**SET EXERCISE**: Send each entry back exactly as given, pictures excluded.

[Records excerpted from a collection]
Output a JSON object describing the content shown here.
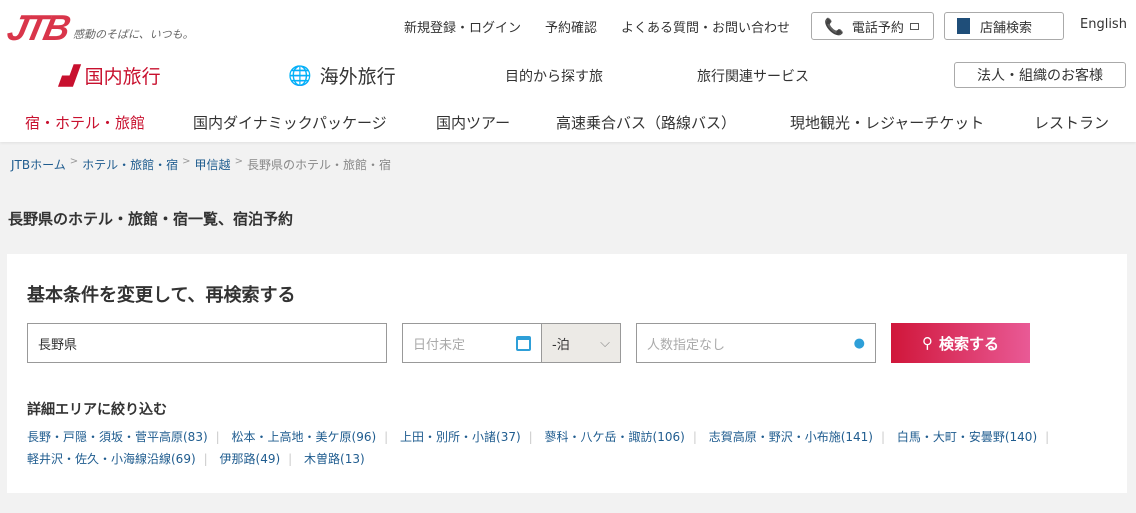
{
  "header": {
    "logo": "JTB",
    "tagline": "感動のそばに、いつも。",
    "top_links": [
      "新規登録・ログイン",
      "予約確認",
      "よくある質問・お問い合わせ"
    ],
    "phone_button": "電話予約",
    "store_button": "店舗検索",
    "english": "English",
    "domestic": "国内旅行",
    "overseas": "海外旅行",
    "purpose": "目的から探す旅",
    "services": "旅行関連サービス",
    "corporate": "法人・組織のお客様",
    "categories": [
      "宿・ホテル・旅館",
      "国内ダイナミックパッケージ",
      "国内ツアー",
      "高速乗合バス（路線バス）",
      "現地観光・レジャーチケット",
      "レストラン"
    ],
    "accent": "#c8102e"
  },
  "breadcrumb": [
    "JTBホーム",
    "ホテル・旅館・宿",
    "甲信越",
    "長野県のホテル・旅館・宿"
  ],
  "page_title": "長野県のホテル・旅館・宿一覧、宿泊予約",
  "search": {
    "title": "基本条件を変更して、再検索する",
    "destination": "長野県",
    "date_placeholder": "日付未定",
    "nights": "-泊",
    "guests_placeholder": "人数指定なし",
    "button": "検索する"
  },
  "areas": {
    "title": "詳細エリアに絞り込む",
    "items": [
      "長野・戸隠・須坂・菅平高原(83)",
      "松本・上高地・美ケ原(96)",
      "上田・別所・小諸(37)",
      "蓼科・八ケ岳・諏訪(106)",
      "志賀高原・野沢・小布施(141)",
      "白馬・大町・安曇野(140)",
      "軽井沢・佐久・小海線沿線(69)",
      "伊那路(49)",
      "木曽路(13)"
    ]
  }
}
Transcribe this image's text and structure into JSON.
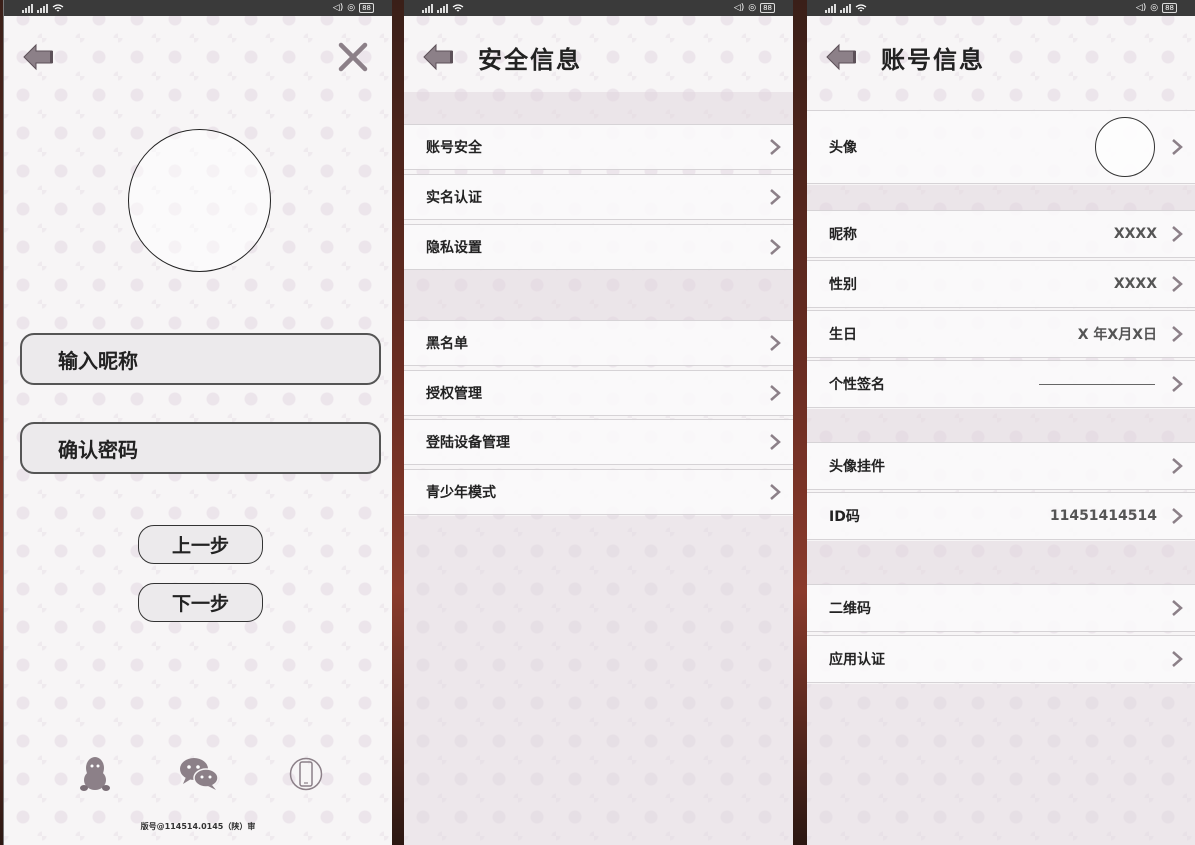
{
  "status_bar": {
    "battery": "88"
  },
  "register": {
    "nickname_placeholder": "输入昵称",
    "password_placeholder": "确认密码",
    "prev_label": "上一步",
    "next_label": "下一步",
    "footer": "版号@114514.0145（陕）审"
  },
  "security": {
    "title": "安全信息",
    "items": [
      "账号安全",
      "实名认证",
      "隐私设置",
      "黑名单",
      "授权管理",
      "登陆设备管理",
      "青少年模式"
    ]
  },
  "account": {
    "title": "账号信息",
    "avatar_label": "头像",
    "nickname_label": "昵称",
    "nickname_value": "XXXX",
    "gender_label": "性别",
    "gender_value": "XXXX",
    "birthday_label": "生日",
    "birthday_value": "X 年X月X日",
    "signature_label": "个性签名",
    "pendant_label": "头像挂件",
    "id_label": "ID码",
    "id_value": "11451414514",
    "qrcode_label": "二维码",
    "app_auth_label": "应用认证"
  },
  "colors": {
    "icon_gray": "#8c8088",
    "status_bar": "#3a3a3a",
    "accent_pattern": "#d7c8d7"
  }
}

**RESPONSE BELOW**:
Output a JSON object describing the content shown here.
{
  "header": {
    "logo": "JTB",
    "tagline": "感動のそばに、いつも。",
    "top_links": [
      "新規登録・ログイン",
      "予約確認",
      "よくある質問・お問い合わせ"
    ],
    "phone_button": "電話予約",
    "store_button": "店舗検索",
    "english": "English",
    "domestic": "国内旅行",
    "overseas": "海外旅行",
    "purpose": "目的から探す旅",
    "services": "旅行関連サービス",
    "corporate": "法人・組織のお客様",
    "categories": [
      "宿・ホテル・旅館",
      "国内ダイナミックパッケージ",
      "国内ツアー",
      "高速乗合バス（路線バス）",
      "現地観光・レジャーチケット",
      "レストラン"
    ],
    "accent": "#c8102e"
  },
  "breadcrumb": [
    "JTBホーム",
    "ホテル・旅館・宿",
    "甲信越",
    "長野県のホテル・旅館・宿"
  ],
  "page_title": "長野県のホテル・旅館・宿一覧、宿泊予約",
  "search": {
    "title": "基本条件を変更して、再検索する",
    "destination": "長野県",
    "date_placeholder": "日付未定",
    "nights": "-泊",
    "guests_placeholder": "人数指定なし",
    "button": "検索する"
  },
  "areas": {
    "title": "詳細エリアに絞り込む",
    "items": [
      "長野・戸隠・須坂・菅平高原(83)",
      "松本・上高地・美ケ原(96)",
      "上田・別所・小諸(37)",
      "蓼科・八ケ岳・諏訪(106)",
      "志賀高原・野沢・小布施(141)",
      "白馬・大町・安曇野(140)",
      "軽井沢・佐久・小海線沿線(69)",
      "伊那路(49)",
      "木曽路(13)"
    ]
  }
}
Transcribe this image's text and structure into JSON.
{
  "status_bar": {
    "battery": "88"
  },
  "register": {
    "nickname_placeholder": "输入昵称",
    "password_placeholder": "确认密码",
    "prev_label": "上一步",
    "next_label": "下一步",
    "footer": "版号@114514.0145（陕）审"
  },
  "security": {
    "title": "安全信息",
    "items": [
      "账号安全",
      "实名认证",
      "隐私设置",
      "黑名单",
      "授权管理",
      "登陆设备管理",
      "青少年模式"
    ]
  },
  "account": {
    "title": "账号信息",
    "avatar_label": "头像",
    "nickname_label": "昵称",
    "nickname_value": "XXXX",
    "gender_label": "性别",
    "gender_value": "XXXX",
    "birthday_label": "生日",
    "birthday_value": "X 年X月X日",
    "signature_label": "个性签名",
    "pendant_label": "头像挂件",
    "id_label": "ID码",
    "id_value": "11451414514",
    "qrcode_label": "二维码",
    "app_auth_label": "应用认证"
  },
  "colors": {
    "icon_gray": "#8c8088",
    "status_bar": "#3a3a3a",
    "accent_pattern": "#d7c8d7"
  }
}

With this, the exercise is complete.